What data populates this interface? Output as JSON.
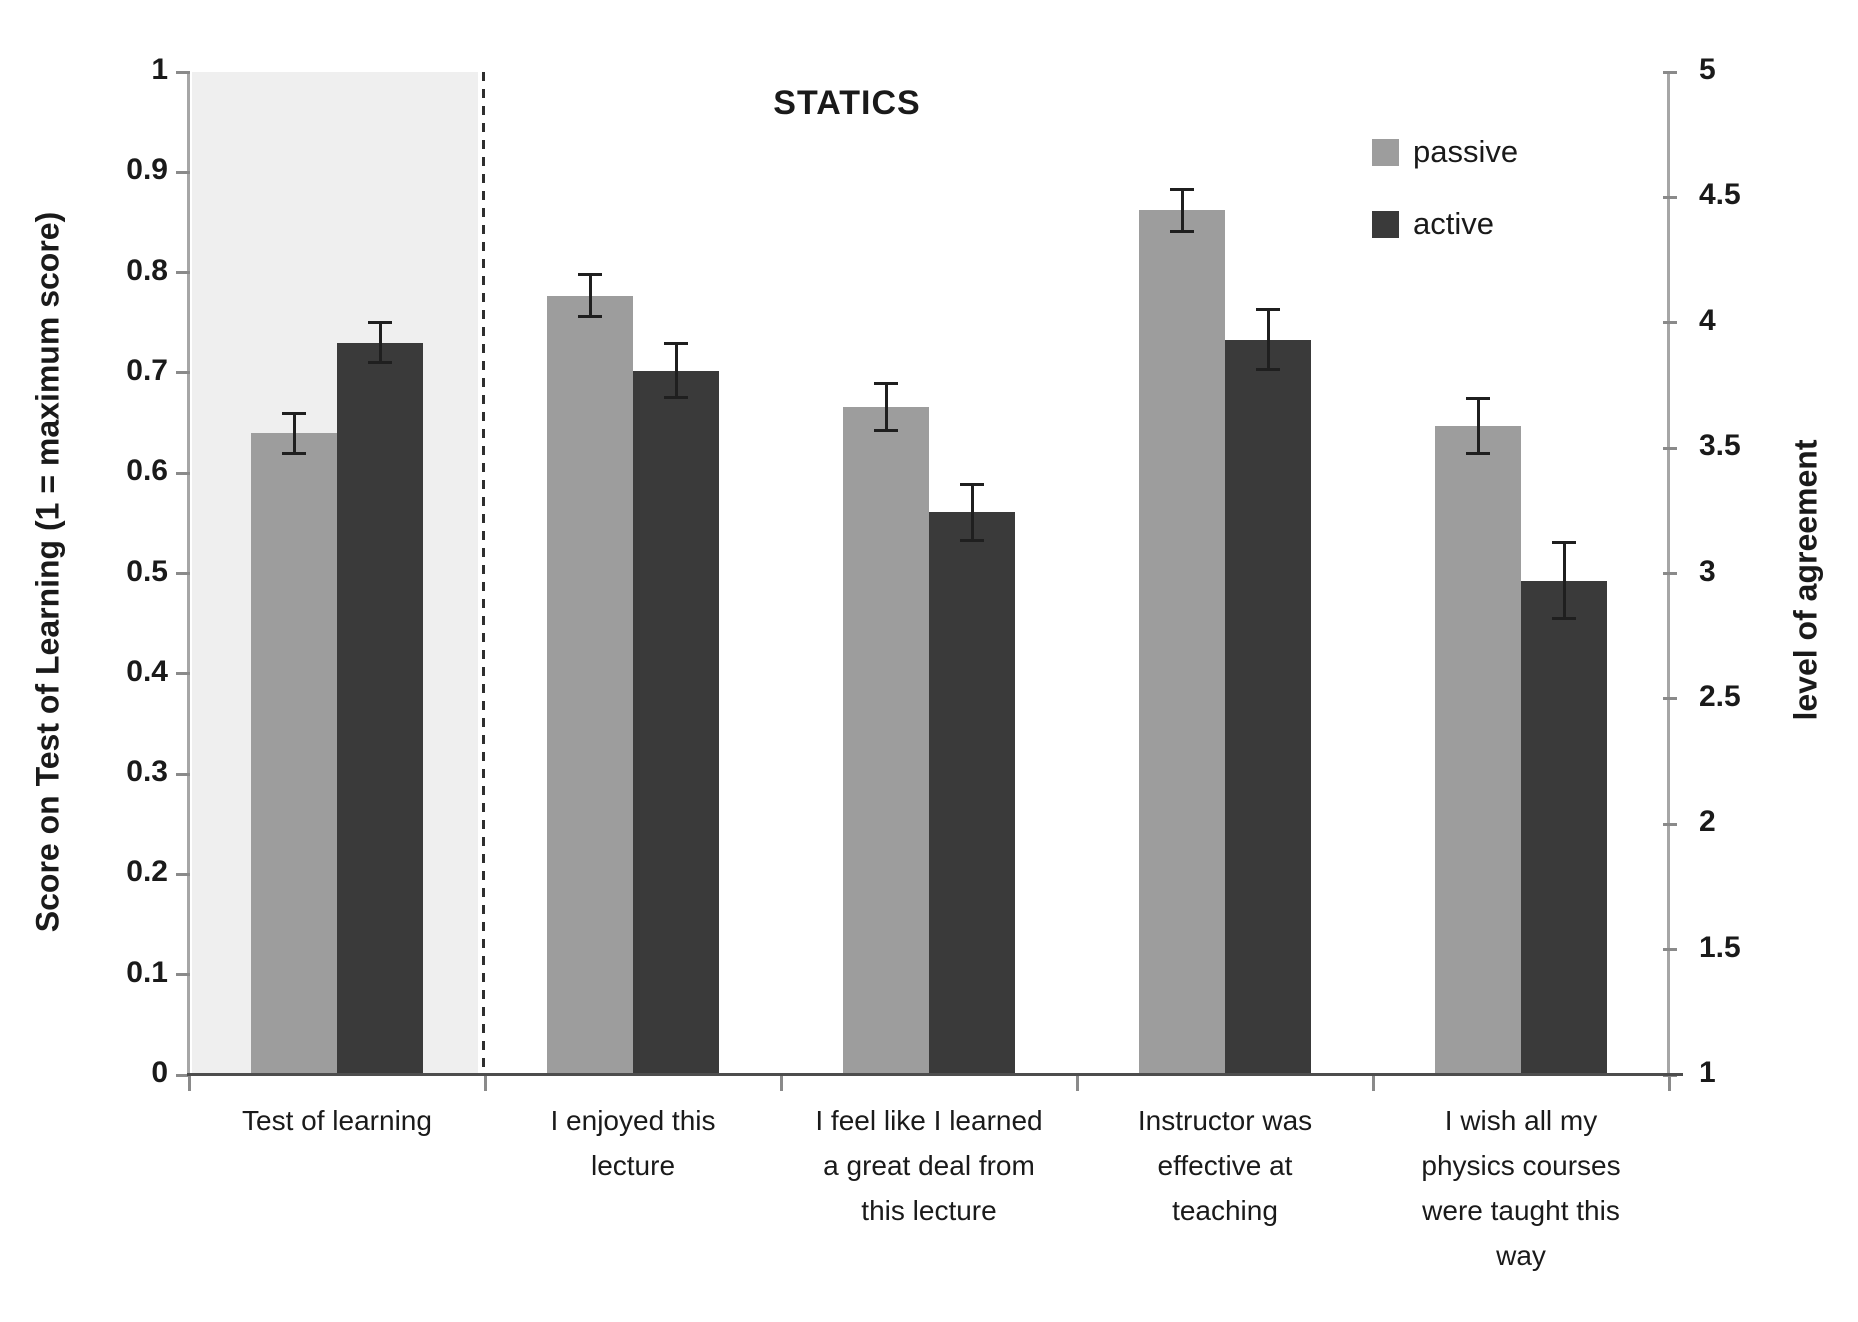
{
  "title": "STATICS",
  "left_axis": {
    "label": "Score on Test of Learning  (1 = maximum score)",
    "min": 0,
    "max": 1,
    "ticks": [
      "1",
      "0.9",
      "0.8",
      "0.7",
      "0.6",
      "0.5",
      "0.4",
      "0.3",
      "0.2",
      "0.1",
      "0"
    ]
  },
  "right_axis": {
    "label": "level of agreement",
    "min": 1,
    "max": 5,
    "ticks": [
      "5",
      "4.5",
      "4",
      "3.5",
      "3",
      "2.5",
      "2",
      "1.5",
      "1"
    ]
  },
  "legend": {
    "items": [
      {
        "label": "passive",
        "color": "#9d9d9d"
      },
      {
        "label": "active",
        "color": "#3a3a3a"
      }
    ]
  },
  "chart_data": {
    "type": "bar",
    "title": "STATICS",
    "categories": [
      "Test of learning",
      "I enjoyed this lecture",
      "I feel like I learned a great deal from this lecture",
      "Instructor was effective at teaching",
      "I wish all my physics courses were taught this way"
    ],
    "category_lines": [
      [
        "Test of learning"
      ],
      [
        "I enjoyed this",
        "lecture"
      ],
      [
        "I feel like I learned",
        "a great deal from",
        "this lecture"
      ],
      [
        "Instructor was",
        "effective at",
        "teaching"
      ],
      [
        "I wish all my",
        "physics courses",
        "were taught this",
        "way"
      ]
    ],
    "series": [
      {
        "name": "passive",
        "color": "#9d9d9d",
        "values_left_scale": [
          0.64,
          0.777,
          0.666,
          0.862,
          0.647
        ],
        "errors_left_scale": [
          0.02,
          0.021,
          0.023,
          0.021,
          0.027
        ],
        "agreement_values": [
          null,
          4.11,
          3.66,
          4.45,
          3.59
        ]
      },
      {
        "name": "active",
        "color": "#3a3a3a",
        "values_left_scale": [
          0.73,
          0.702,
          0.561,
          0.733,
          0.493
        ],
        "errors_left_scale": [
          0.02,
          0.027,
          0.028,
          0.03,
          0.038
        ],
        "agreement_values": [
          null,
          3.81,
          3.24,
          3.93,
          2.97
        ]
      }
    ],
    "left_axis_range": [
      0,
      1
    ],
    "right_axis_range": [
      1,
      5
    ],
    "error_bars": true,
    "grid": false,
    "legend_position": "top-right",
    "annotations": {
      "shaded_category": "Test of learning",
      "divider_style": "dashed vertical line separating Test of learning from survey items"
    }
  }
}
—————
Write out every line of the entries that holds the word "deal".

      "I feel like I learned a great deal from this lecture",
        "a great deal from",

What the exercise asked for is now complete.